* **Material for the task**:
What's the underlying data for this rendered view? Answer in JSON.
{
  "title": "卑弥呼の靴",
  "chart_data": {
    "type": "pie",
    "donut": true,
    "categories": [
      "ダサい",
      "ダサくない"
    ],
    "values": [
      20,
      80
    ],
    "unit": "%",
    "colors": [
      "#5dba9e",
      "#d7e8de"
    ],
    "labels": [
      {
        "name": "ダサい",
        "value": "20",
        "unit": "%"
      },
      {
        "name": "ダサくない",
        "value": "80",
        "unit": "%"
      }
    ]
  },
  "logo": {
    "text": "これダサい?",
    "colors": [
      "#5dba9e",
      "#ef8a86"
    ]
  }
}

* **Given request**:
Make an exact copy of every entry.

* **Answer in full**:
What's the underlying data for this rendered view? Answer in JSON.
{
  "title": "卑弥呼の靴",
  "chart_data": {
    "type": "pie",
    "donut": true,
    "categories": [
      "ダサい",
      "ダサくない"
    ],
    "values": [
      20,
      80
    ],
    "unit": "%",
    "colors": [
      "#5dba9e",
      "#d7e8de"
    ],
    "labels": [
      {
        "name": "ダサい",
        "value": "20",
        "unit": "%"
      },
      {
        "name": "ダサくない",
        "value": "80",
        "unit": "%"
      }
    ]
  },
  "logo": {
    "text": "これダサい?",
    "colors": [
      "#5dba9e",
      "#ef8a86"
    ]
  }
}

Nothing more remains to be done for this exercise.